━━ Data provided

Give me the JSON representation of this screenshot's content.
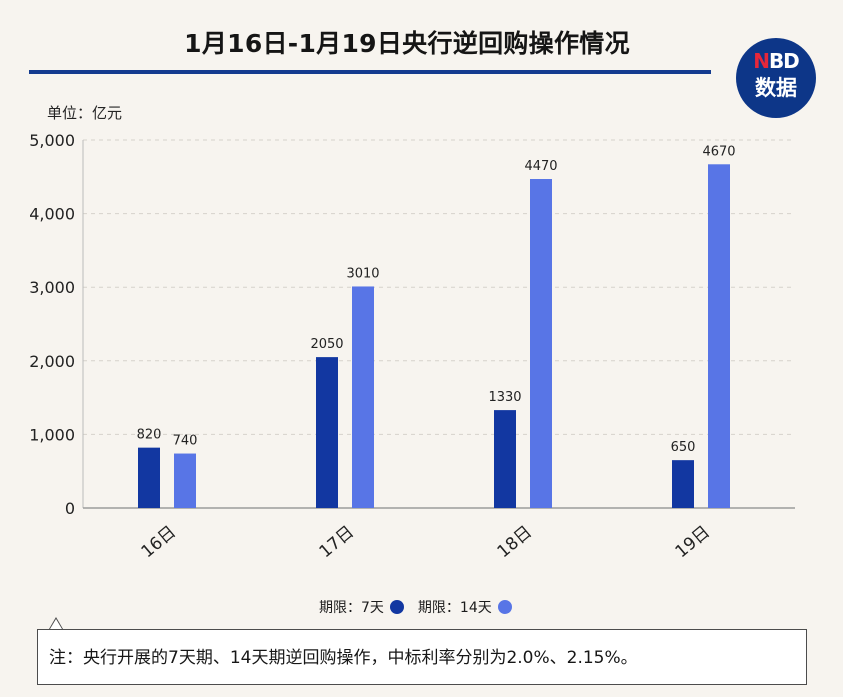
{
  "header": {
    "title": "1月16日-1月19日央行逆回购操作情况"
  },
  "logo": {
    "top_text": "NBD",
    "bottom_text": "数据",
    "top_n": "N",
    "top_rest": "BD",
    "background": "#0d3688",
    "accent": "#e6273a"
  },
  "unit_label": "单位：亿元",
  "legend": {
    "items": [
      {
        "label": "期限：7天",
        "color": "#1237a1"
      },
      {
        "label": "期限：14天",
        "color": "#5875e6"
      }
    ]
  },
  "note": "注：央行开展的7天期、14天期逆回购操作，中标利率分别为2.0%、2.15%。",
  "chart_data": {
    "type": "bar",
    "categories": [
      "16日",
      "17日",
      "18日",
      "19日"
    ],
    "series": [
      {
        "name": "期限：7天",
        "values": [
          820,
          2050,
          1330,
          650
        ],
        "color": "#1237a1"
      },
      {
        "name": "期限：14天",
        "values": [
          740,
          3010,
          4470,
          4670
        ],
        "color": "#5875e6"
      }
    ],
    "title": "1月16日-1月19日央行逆回购操作情况",
    "ylabel": "单位：亿元",
    "ylim": [
      0,
      5000
    ],
    "yticks": [
      "0",
      "1,000",
      "2,000",
      "3,000",
      "4,000",
      "5,000"
    ],
    "grid": true,
    "legend_position": "bottom-center",
    "data_labels": [
      [
        "820",
        "2050",
        "1330",
        "650"
      ],
      [
        "740",
        "3010",
        "4470",
        "4670"
      ]
    ]
  }
}
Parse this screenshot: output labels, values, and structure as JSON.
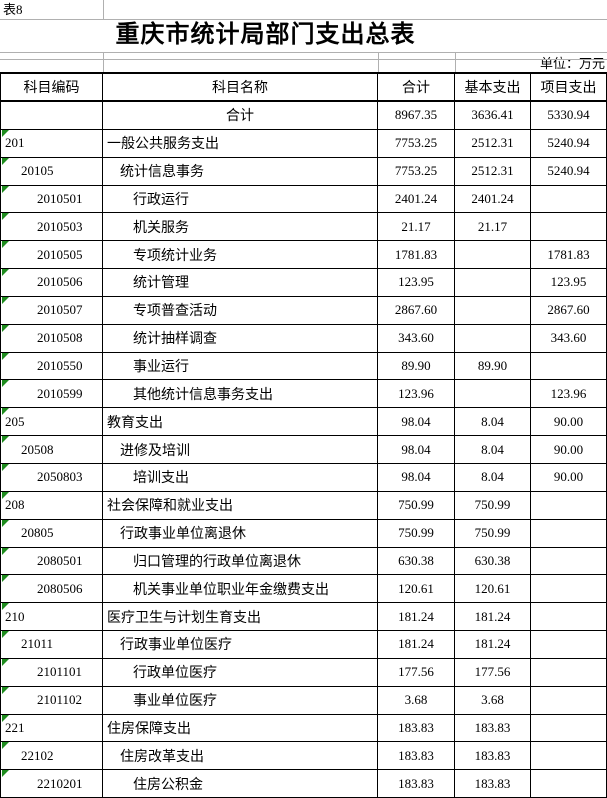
{
  "sheet_label": "表8",
  "title": "重庆市统计局部门支出总表",
  "unit_note": "单位：万元",
  "columns": [
    "科目编码",
    "科目名称",
    "合计",
    "基本支出",
    "项目支出"
  ],
  "total_row": {
    "code": "",
    "name": "合计",
    "total": "8967.35",
    "basic": "3636.41",
    "project": "5330.94"
  },
  "rows": [
    {
      "code": "201",
      "level": 0,
      "name": "一般公共服务支出",
      "total": "7753.25",
      "basic": "2512.31",
      "project": "5240.94"
    },
    {
      "code": "20105",
      "level": 1,
      "name": "统计信息事务",
      "total": "7753.25",
      "basic": "2512.31",
      "project": "5240.94"
    },
    {
      "code": "2010501",
      "level": 2,
      "name": "行政运行",
      "total": "2401.24",
      "basic": "2401.24",
      "project": ""
    },
    {
      "code": "2010503",
      "level": 2,
      "name": "机关服务",
      "total": "21.17",
      "basic": "21.17",
      "project": ""
    },
    {
      "code": "2010505",
      "level": 2,
      "name": "专项统计业务",
      "total": "1781.83",
      "basic": "",
      "project": "1781.83"
    },
    {
      "code": "2010506",
      "level": 2,
      "name": "统计管理",
      "total": "123.95",
      "basic": "",
      "project": "123.95"
    },
    {
      "code": "2010507",
      "level": 2,
      "name": "专项普查活动",
      "total": "2867.60",
      "basic": "",
      "project": "2867.60"
    },
    {
      "code": "2010508",
      "level": 2,
      "name": "统计抽样调查",
      "total": "343.60",
      "basic": "",
      "project": "343.60"
    },
    {
      "code": "2010550",
      "level": 2,
      "name": "事业运行",
      "total": "89.90",
      "basic": "89.90",
      "project": ""
    },
    {
      "code": "2010599",
      "level": 2,
      "name": "其他统计信息事务支出",
      "total": "123.96",
      "basic": "",
      "project": "123.96"
    },
    {
      "code": "205",
      "level": 0,
      "name": "教育支出",
      "total": "98.04",
      "basic": "8.04",
      "project": "90.00"
    },
    {
      "code": "20508",
      "level": 1,
      "name": "进修及培训",
      "total": "98.04",
      "basic": "8.04",
      "project": "90.00"
    },
    {
      "code": "2050803",
      "level": 2,
      "name": "培训支出",
      "total": "98.04",
      "basic": "8.04",
      "project": "90.00"
    },
    {
      "code": "208",
      "level": 0,
      "name": "社会保障和就业支出",
      "total": "750.99",
      "basic": "750.99",
      "project": ""
    },
    {
      "code": "20805",
      "level": 1,
      "name": "行政事业单位离退休",
      "total": "750.99",
      "basic": "750.99",
      "project": ""
    },
    {
      "code": "2080501",
      "level": 2,
      "name": "归口管理的行政单位离退休",
      "total": "630.38",
      "basic": "630.38",
      "project": ""
    },
    {
      "code": "2080506",
      "level": 2,
      "name": "机关事业单位职业年金缴费支出",
      "total": "120.61",
      "basic": "120.61",
      "project": ""
    },
    {
      "code": "210",
      "level": 0,
      "name": "医疗卫生与计划生育支出",
      "total": "181.24",
      "basic": "181.24",
      "project": ""
    },
    {
      "code": "21011",
      "level": 1,
      "name": "行政事业单位医疗",
      "total": "181.24",
      "basic": "181.24",
      "project": ""
    },
    {
      "code": "2101101",
      "level": 2,
      "name": "行政单位医疗",
      "total": "177.56",
      "basic": "177.56",
      "project": ""
    },
    {
      "code": "2101102",
      "level": 2,
      "name": "事业单位医疗",
      "total": "3.68",
      "basic": "3.68",
      "project": ""
    },
    {
      "code": "221",
      "level": 0,
      "name": "住房保障支出",
      "total": "183.83",
      "basic": "183.83",
      "project": ""
    },
    {
      "code": "22102",
      "level": 1,
      "name": "住房改革支出",
      "total": "183.83",
      "basic": "183.83",
      "project": ""
    },
    {
      "code": "2210201",
      "level": 2,
      "name": "住房公积金",
      "total": "183.83",
      "basic": "183.83",
      "project": ""
    }
  ],
  "colors": {
    "cell_background": "#ffffff",
    "border": "#000000",
    "gridline": "#b0b0b0",
    "error_triangle_green": "#1e8c1e"
  }
}
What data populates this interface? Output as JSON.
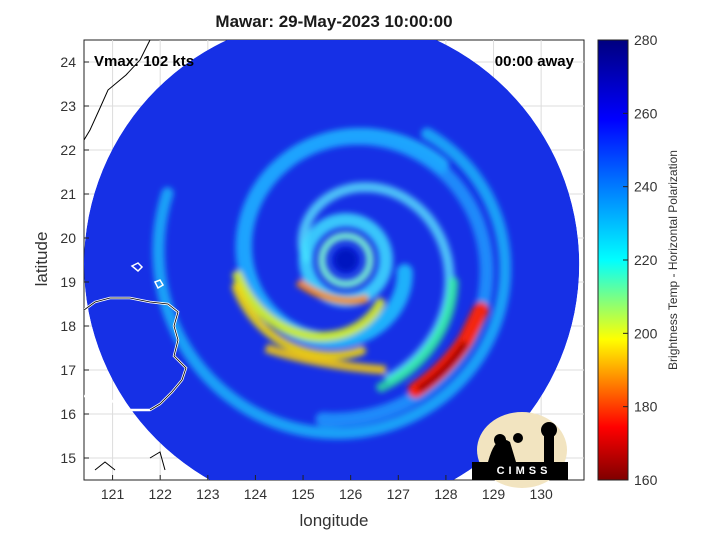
{
  "title": "Mawar: 29-May-2023 10:00:00",
  "vmax_label": "Vmax: 102 kts",
  "time_away": "00:00 away",
  "logo_text": "CIMSS",
  "chart_data": {
    "type": "heatmap",
    "title": "Mawar: 29-May-2023 10:00:00",
    "xlabel": "longitude",
    "ylabel": "latitude",
    "xlim": [
      120.4,
      130.9
    ],
    "ylim": [
      14.5,
      24.5
    ],
    "x_ticks": [
      121,
      122,
      123,
      124,
      125,
      126,
      127,
      128,
      129,
      130
    ],
    "y_ticks": [
      15,
      16,
      17,
      18,
      19,
      20,
      21,
      22,
      23,
      24
    ],
    "grid": true,
    "colorbar": {
      "label": "Brightness Temp - Horizontal Polarization",
      "range": [
        160,
        280
      ],
      "ticks": [
        160,
        180,
        200,
        220,
        240,
        260,
        280
      ],
      "colormap": [
        "#7f0000",
        "#ff0000",
        "#ffff00",
        "#00ffff",
        "#0080ff",
        "#0000ff",
        "#00007f"
      ]
    },
    "storm_center": {
      "lon": 125.9,
      "lat": 19.5
    },
    "swath_center": {
      "lon": 125.6,
      "lat": 19.4
    },
    "swath_radius_deg": 5.2
  },
  "colors": {
    "background_blue": "#1a3aee",
    "coast": "#ffffff"
  }
}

━━━━

What is needed:
Read through the data and copy every line where "screenshot" shows up.

The output:
Give me the JSON representation of this screenshot's content.
Parse this screenshot: output labels, values, and structure as JSON.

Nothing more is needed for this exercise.